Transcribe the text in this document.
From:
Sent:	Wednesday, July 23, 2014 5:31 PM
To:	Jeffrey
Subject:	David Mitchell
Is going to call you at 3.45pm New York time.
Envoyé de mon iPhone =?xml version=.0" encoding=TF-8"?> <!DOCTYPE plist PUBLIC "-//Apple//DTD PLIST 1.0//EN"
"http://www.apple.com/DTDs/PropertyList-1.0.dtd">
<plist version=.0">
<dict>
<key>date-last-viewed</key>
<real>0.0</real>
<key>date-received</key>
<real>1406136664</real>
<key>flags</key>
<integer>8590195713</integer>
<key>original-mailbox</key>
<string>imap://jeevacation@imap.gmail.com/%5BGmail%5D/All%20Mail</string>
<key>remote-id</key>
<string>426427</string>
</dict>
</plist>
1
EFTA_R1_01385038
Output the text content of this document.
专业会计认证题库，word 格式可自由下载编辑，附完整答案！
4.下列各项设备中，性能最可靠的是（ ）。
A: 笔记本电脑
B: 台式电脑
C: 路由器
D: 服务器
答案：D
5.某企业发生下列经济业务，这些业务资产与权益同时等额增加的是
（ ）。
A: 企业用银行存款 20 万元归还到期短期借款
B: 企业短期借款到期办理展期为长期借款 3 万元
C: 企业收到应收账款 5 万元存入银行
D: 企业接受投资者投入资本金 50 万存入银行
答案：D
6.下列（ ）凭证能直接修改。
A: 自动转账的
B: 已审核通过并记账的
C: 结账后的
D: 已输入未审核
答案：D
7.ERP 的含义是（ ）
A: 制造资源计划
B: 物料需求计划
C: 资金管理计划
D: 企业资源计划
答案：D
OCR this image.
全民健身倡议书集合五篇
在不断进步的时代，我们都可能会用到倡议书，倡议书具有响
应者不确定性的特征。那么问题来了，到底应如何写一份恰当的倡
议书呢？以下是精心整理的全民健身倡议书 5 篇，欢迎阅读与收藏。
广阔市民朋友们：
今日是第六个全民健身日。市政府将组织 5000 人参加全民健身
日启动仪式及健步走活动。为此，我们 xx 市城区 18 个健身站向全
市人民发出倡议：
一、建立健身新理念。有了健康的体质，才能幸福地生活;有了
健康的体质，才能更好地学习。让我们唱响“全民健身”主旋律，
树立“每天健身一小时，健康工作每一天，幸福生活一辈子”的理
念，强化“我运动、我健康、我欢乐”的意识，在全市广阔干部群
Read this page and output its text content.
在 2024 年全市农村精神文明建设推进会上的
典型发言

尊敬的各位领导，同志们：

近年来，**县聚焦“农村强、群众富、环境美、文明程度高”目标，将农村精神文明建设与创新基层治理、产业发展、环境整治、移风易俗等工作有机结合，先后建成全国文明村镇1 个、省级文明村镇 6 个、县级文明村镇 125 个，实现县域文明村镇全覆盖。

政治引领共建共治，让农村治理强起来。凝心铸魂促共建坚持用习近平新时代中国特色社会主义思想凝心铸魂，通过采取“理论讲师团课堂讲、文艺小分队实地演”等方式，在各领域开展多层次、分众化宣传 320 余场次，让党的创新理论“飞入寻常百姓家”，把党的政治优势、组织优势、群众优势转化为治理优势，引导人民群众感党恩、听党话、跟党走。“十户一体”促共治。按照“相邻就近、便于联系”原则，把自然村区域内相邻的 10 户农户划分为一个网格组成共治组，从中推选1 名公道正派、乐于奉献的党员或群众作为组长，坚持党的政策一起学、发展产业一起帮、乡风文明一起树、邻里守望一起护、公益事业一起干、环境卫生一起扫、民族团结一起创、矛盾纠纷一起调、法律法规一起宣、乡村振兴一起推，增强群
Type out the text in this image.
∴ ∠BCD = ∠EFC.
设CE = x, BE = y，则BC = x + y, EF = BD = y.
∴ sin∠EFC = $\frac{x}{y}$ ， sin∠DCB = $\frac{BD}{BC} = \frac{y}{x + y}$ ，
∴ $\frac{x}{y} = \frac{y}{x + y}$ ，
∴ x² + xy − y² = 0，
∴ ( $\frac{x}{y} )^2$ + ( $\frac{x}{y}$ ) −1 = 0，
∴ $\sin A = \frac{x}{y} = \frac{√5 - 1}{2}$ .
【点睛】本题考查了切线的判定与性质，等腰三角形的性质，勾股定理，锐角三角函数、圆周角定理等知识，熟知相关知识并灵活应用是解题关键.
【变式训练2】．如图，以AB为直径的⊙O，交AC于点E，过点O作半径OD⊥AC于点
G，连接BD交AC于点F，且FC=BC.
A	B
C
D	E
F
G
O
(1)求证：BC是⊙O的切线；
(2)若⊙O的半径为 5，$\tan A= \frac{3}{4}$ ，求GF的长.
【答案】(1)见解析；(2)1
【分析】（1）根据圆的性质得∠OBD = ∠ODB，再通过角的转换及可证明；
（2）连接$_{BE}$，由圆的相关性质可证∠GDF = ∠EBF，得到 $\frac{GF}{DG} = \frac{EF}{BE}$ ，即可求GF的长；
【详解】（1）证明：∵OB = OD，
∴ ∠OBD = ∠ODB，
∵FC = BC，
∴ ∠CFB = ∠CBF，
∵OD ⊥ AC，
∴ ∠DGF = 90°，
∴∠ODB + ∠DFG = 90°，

########################################

Instructions for the task
Write out every line of the records exactly.

Solution for this task
Transcribe the text in this document.
From:
Sent:	Wednesday, July 23, 2014 5:31 PM
To:	Jeffrey
Subject:	David Mitchell
Is going to call you at 3.45pm New York time.
Envoyé de mon iPhone =?xml version=.0" encoding=TF-8"?> <!DOCTYPE plist PUBLIC "-//Apple//DTD PLIST 1.0//EN"
"http://www.apple.com/DTDs/PropertyList-1.0.dtd">
<plist version=.0">
<dict>
<key>date-last-viewed</key>
<real>0.0</real>
<key>date-received</key>
<real>1406136664</real>
<key>flags</key>
<integer>8590195713</integer>
<key>original-mailbox</key>
<string>imap://jeevacation@imap.gmail.com/%5BGmail%5D/All%20Mail</string>
<key>remote-id</key>
<string>426427</string>
</dict>
</plist>
1
EFTA_R1_01385038
Output the text content of this document.
专业会计认证题库，word 格式可自由下载编辑，附完整答案！
4.下列各项设备中，性能最可靠的是（ ）。
A: 笔记本电脑
B: 台式电脑
C: 路由器
D: 服务器
答案：D
5.某企业发生下列经济业务，这些业务资产与权益同时等额增加的是
（ ）。
A: 企业用银行存款 20 万元归还到期短期借款
B: 企业短期借款到期办理展期为长期借款 3 万元
C: 企业收到应收账款 5 万元存入银行
D: 企业接受投资者投入资本金 50 万存入银行
答案：D
6.下列（ ）凭证能直接修改。
A: 自动转账的
B: 已审核通过并记账的
C: 结账后的
D: 已输入未审核
答案：D
7.ERP 的含义是（ ）
A: 制造资源计划
B: 物料需求计划
C: 资金管理计划
D: 企业资源计划
答案：D
OCR this image.
全民健身倡议书集合五篇
在不断进步的时代，我们都可能会用到倡议书，倡议书具有响
应者不确定性的特征。那么问题来了，到底应如何写一份恰当的倡
议书呢？以下是精心整理的全民健身倡议书 5 篇，欢迎阅读与收藏。
广阔市民朋友们：
今日是第六个全民健身日。市政府将组织 5000 人参加全民健身
日启动仪式及健步走活动。为此，我们 xx 市城区 18 个健身站向全
市人民发出倡议：
一、建立健身新理念。有了健康的体质，才能幸福地生活;有了
健康的体质，才能更好地学习。让我们唱响“全民健身”主旋律，
树立“每天健身一小时，健康工作每一天，幸福生活一辈子”的理
念，强化“我运动、我健康、我欢乐”的意识，在全市广阔干部群
Read this page and output its text content.
在 2024 年全市农村精神文明建设推进会上的
典型发言

尊敬的各位领导，同志们：

近年来，**县聚焦“农村强、群众富、环境美、文明程度高”目标，将农村精神文明建设与创新基层治理、产业发展、环境整治、移风易俗等工作有机结合，先后建成全国文明村镇1 个、省级文明村镇 6 个、县级文明村镇 125 个，实现县域文明村镇全覆盖。

政治引领共建共治，让农村治理强起来。凝心铸魂促共建坚持用习近平新时代中国特色社会主义思想凝心铸魂，通过采取“理论讲师团课堂讲、文艺小分队实地演”等方式，在各领域开展多层次、分众化宣传 320 余场次，让党的创新理论“飞入寻常百姓家”，把党的政治优势、组织优势、群众优势转化为治理优势，引导人民群众感党恩、听党话、跟党走。“十户一体”促共治。按照“相邻就近、便于联系”原则，把自然村区域内相邻的 10 户农户划分为一个网格组成共治组，从中推选1 名公道正派、乐于奉献的党员或群众作为组长，坚持党的政策一起学、发展产业一起帮、乡风文明一起树、邻里守望一起护、公益事业一起干、环境卫生一起扫、民族团结一起创、矛盾纠纷一起调、法律法规一起宣、乡村振兴一起推，增强群
Type out the text in this image.
∴ ∠BCD = ∠EFC.
设CE = x, BE = y，则BC = x + y, EF = BD = y.
∴ sin∠EFC = $\frac{x}{y}$ ， sin∠DCB = $\frac{BD}{BC} = \frac{y}{x + y}$ ，
∴ $\frac{x}{y} = \frac{y}{x + y}$ ，
∴ x² + xy − y² = 0，
∴ ( $\frac{x}{y} )^2$ + ( $\frac{x}{y}$ ) −1 = 0，
∴ $\sin A = \frac{x}{y} = \frac{√5 - 1}{2}$ .
【点睛】本题考查了切线的判定与性质，等腰三角形的性质，勾股定理，锐角三角函数、圆周角定理等知识，熟知相关知识并灵活应用是解题关键.
【变式训练2】．如图，以AB为直径的⊙O，交AC于点E，过点O作半径OD⊥AC于点
G，连接BD交AC于点F，且FC=BC.
A	B
C
D	E
F
G
O
(1)求证：BC是⊙O的切线；
(2)若⊙O的半径为 5，$\tan A= \frac{3}{4}$ ，求GF的长.
【答案】(1)见解析；(2)1
【分析】（1）根据圆的性质得∠OBD = ∠ODB，再通过角的转换及可证明；
（2）连接$_{BE}$，由圆的相关性质可证∠GDF = ∠EBF，得到 $\frac{GF}{DG} = \frac{EF}{BE}$ ，即可求GF的长；
【详解】（1）证明：∵OB = OD，
∴ ∠OBD = ∠ODB，
∵FC = BC，
∴ ∠CFB = ∠CBF，
∵OD ⊥ AC，
∴ ∠DGF = 90°，
∴∠ODB + ∠DFG = 90°，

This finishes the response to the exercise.